* CHALLENGE *
Below is a set of records; print all of them exactly as written.

* THE INPUT *

(begin)

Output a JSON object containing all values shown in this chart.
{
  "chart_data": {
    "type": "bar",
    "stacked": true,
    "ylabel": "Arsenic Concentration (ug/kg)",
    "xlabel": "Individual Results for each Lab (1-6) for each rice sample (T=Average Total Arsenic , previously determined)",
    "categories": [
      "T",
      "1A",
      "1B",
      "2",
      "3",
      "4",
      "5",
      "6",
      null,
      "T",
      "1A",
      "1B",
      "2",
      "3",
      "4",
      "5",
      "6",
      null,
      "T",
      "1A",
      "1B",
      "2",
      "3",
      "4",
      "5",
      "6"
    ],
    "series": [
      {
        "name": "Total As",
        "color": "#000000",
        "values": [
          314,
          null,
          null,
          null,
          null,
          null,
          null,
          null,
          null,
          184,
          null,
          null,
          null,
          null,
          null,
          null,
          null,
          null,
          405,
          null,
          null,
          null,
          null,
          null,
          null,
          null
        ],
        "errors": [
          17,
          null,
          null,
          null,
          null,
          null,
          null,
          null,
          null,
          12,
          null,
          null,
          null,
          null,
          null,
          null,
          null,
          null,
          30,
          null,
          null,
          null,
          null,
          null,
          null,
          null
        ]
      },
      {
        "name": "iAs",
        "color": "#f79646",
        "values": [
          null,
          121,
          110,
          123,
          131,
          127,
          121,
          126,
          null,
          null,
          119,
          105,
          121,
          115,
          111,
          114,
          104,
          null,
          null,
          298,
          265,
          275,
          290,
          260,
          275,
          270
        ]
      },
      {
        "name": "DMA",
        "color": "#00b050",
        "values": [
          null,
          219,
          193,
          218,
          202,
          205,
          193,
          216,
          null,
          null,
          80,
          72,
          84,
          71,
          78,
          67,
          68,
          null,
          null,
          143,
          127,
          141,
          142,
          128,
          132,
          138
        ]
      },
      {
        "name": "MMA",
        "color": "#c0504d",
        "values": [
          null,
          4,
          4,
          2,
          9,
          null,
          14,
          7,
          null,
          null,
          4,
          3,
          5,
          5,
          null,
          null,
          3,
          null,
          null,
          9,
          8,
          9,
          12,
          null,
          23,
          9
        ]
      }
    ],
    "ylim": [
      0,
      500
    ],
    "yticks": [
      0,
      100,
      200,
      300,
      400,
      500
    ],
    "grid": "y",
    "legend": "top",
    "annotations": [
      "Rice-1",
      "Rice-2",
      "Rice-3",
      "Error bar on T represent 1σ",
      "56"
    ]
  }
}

(end)

* RESULT FOR THIS TASK *
Output a JSON object containing all values shown in this chart.
{
  "chart_data": {
    "type": "bar",
    "stacked": true,
    "ylabel": "Arsenic Concentration (ug/kg)",
    "xlabel": "Individual Results for each Lab (1-6) for each rice sample (T=Average Total Arsenic , previously determined)",
    "categories": [
      "T",
      "1A",
      "1B",
      "2",
      "3",
      "4",
      "5",
      "6",
      null,
      "T",
      "1A",
      "1B",
      "2",
      "3",
      "4",
      "5",
      "6",
      null,
      "T",
      "1A",
      "1B",
      "2",
      "3",
      "4",
      "5",
      "6"
    ],
    "series": [
      {
        "name": "Total As",
        "color": "#000000",
        "values": [
          314,
          null,
          null,
          null,
          null,
          null,
          null,
          null,
          null,
          184,
          null,
          null,
          null,
          null,
          null,
          null,
          null,
          null,
          405,
          null,
          null,
          null,
          null,
          null,
          null,
          null
        ],
        "errors": [
          17,
          null,
          null,
          null,
          null,
          null,
          null,
          null,
          null,
          12,
          null,
          null,
          null,
          null,
          null,
          null,
          null,
          null,
          30,
          null,
          null,
          null,
          null,
          null,
          null,
          null
        ]
      },
      {
        "name": "iAs",
        "color": "#f79646",
        "values": [
          null,
          121,
          110,
          123,
          131,
          127,
          121,
          126,
          null,
          null,
          119,
          105,
          121,
          115,
          111,
          114,
          104,
          null,
          null,
          298,
          265,
          275,
          290,
          260,
          275,
          270
        ]
      },
      {
        "name": "DMA",
        "color": "#00b050",
        "values": [
          null,
          219,
          193,
          218,
          202,
          205,
          193,
          216,
          null,
          null,
          80,
          72,
          84,
          71,
          78,
          67,
          68,
          null,
          null,
          143,
          127,
          141,
          142,
          128,
          132,
          138
        ]
      },
      {
        "name": "MMA",
        "color": "#c0504d",
        "values": [
          null,
          4,
          4,
          2,
          9,
          null,
          14,
          7,
          null,
          null,
          4,
          3,
          5,
          5,
          null,
          null,
          3,
          null,
          null,
          9,
          8,
          9,
          12,
          null,
          23,
          9
        ]
      }
    ],
    "ylim": [
      0,
      500
    ],
    "yticks": [
      0,
      100,
      200,
      300,
      400,
      500
    ],
    "grid": "y",
    "legend": "top",
    "annotations": [
      "Rice-1",
      "Rice-2",
      "Rice-3",
      "Error bar on T represent 1σ",
      "56"
    ]
  }
}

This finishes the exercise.